▶ _AIM OF THE EXERCISE_
Pick out the lines below with "brake" and list them.

▶ _STORED ROWS_
━━━━━━━━

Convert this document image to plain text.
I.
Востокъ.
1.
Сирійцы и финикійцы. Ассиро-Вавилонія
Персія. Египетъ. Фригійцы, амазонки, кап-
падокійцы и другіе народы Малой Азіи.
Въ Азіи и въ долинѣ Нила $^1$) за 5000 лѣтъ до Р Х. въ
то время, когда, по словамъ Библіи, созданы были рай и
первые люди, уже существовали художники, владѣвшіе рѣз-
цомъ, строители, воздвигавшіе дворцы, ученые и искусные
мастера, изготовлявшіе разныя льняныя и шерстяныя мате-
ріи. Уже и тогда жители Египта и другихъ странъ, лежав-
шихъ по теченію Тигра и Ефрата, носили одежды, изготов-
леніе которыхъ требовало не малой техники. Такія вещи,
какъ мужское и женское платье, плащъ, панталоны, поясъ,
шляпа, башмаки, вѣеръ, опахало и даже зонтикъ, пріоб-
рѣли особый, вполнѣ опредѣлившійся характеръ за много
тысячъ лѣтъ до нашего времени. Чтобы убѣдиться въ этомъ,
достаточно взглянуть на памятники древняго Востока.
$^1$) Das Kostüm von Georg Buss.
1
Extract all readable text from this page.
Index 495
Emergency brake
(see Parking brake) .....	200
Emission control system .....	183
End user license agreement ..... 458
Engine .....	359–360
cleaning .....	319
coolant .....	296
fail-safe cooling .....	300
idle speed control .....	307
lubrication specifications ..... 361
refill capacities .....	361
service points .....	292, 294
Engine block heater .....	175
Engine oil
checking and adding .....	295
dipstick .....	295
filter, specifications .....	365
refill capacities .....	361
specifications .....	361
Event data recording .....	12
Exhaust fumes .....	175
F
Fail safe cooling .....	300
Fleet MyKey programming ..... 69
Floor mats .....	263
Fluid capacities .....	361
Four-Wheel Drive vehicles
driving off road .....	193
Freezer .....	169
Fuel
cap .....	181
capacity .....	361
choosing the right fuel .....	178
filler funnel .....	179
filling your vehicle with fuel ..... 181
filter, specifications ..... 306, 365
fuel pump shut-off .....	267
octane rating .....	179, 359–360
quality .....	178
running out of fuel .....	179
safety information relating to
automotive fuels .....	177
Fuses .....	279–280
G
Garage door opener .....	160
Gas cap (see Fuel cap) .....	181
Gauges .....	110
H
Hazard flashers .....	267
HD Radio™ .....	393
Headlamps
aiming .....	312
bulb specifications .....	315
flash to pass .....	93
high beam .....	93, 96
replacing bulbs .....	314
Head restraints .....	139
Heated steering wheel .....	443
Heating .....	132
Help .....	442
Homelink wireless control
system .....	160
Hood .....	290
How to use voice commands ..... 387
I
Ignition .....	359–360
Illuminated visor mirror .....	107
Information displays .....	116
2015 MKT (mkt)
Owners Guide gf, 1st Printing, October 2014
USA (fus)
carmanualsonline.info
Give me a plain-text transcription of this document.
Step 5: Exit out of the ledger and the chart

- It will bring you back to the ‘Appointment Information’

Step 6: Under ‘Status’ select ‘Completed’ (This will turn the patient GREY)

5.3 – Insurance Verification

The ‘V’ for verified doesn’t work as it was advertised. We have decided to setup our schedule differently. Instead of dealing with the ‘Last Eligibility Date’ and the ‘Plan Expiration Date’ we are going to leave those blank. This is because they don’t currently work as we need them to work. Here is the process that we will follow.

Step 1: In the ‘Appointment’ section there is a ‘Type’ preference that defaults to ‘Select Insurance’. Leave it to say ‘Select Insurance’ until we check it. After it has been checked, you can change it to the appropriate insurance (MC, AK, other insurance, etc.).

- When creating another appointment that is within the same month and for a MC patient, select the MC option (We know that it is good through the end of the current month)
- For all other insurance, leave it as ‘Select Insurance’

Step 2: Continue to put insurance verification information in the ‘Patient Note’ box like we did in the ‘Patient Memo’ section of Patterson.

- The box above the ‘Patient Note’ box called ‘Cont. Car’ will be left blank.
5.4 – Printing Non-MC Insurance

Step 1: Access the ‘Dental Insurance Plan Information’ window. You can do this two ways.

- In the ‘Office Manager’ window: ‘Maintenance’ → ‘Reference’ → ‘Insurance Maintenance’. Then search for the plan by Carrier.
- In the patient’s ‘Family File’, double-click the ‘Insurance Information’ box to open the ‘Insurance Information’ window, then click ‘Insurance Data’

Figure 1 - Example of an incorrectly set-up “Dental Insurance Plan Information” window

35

━━━━━━━━

▶ _ANSWER TO THIS EXERCISE_
Emergency brake
(see Parking brake) .....	200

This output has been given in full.